> Exercise directions:
Find the string "label" in the listing and report every line that has it.

Begin

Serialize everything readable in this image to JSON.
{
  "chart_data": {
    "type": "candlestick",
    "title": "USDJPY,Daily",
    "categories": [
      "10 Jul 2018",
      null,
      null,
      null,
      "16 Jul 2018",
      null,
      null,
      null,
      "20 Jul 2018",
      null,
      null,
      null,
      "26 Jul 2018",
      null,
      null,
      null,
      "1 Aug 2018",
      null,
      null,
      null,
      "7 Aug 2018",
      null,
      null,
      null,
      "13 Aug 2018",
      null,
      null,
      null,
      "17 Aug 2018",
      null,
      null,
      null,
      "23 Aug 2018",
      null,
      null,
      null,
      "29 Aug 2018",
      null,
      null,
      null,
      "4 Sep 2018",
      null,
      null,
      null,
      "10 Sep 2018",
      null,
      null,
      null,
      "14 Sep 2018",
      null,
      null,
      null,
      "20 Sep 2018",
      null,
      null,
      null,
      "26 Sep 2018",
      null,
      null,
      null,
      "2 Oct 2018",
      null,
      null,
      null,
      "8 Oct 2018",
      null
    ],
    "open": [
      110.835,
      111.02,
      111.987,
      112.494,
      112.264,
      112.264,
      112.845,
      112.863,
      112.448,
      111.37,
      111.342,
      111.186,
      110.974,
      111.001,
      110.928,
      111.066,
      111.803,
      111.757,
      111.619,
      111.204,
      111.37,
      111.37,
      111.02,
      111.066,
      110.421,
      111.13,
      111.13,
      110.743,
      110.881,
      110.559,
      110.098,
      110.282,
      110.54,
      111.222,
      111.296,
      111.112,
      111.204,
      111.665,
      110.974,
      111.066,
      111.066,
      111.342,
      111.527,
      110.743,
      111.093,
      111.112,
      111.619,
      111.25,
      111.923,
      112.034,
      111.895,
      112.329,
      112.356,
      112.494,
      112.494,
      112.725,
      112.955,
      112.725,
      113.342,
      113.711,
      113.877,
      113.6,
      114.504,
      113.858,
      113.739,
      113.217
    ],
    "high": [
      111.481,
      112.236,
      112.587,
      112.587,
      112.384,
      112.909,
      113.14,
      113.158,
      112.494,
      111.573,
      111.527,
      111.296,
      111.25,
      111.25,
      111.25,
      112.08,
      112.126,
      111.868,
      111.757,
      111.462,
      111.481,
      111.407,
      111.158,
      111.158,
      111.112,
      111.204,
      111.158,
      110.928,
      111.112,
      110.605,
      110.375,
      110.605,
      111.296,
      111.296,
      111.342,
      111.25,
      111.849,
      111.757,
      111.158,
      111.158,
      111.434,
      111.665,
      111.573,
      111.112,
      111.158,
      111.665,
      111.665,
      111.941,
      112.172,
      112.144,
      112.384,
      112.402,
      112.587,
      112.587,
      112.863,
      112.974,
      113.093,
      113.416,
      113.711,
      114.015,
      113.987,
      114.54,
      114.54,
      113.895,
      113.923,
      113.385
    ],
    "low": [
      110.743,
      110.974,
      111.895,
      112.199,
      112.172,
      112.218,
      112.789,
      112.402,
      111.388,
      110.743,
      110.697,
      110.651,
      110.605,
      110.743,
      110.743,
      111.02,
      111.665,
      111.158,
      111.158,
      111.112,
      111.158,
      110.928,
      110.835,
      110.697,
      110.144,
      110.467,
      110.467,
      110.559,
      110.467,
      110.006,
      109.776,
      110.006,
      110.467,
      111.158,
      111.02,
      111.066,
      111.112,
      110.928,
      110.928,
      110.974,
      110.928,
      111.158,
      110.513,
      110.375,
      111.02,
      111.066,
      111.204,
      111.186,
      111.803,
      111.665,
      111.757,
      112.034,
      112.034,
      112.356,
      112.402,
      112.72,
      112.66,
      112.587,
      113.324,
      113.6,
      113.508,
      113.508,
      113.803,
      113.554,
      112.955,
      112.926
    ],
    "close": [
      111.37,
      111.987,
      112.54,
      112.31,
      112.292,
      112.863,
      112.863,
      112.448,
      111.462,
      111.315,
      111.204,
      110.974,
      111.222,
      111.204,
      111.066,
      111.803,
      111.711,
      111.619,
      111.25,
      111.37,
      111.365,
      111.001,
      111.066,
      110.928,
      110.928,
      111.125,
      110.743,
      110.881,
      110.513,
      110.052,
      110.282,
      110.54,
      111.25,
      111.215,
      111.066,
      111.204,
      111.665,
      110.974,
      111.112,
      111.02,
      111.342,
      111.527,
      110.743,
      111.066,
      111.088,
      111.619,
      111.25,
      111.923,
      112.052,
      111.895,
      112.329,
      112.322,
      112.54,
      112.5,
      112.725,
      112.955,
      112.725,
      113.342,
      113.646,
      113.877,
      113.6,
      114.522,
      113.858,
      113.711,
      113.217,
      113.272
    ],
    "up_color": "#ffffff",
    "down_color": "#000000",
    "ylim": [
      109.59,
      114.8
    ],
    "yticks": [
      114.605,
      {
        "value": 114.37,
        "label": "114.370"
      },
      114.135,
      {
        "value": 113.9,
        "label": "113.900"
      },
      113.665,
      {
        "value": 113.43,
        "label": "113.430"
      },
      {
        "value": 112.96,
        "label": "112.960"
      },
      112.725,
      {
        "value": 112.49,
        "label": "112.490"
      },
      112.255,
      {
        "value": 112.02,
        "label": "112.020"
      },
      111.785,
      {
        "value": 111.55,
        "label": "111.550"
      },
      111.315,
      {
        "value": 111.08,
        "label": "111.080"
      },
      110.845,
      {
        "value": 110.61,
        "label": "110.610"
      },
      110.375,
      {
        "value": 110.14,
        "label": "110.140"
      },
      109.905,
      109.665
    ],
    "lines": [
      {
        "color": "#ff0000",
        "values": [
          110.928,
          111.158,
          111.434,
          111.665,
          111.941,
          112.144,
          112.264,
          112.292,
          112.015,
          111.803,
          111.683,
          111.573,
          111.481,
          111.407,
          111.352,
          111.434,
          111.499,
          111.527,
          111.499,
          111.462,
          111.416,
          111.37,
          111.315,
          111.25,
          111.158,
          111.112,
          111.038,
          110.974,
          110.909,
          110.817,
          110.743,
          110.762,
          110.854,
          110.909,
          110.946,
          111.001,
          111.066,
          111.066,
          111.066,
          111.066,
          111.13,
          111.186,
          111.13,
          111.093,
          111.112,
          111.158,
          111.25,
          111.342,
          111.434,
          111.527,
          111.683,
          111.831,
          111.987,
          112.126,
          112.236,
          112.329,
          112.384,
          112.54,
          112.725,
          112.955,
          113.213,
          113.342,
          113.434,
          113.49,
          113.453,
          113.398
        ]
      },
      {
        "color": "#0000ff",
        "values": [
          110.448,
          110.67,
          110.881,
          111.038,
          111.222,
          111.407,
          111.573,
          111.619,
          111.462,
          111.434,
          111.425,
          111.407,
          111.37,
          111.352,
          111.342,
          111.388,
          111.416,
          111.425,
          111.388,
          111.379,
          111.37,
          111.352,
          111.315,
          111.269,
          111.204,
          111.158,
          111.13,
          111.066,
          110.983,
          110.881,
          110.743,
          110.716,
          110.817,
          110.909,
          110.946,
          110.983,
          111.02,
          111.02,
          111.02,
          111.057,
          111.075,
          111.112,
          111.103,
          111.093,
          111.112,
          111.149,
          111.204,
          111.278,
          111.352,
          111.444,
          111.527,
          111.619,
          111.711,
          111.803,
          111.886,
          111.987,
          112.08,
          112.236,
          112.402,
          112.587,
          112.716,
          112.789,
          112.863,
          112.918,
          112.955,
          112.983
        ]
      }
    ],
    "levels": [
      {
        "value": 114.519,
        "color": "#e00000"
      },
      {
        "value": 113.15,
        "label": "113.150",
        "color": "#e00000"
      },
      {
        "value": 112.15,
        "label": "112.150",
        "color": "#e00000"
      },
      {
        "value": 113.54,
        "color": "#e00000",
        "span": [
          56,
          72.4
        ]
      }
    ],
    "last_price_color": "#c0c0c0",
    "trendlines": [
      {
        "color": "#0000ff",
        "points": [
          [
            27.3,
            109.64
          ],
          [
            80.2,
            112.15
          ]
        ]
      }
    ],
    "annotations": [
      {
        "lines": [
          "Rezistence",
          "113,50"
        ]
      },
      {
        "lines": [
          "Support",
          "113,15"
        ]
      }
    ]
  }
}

End

> Task response:
        "label": "114.370"
        "label": "113.900"
        "label": "113.430"
        "label": "112.960"
        "label": "112.490"
        "label": "112.020"
        "label": "111.550"
        "label": "111.080"
        "label": "110.610"
        "label": "110.140"
        "label": "113.150",
        "label": "112.150",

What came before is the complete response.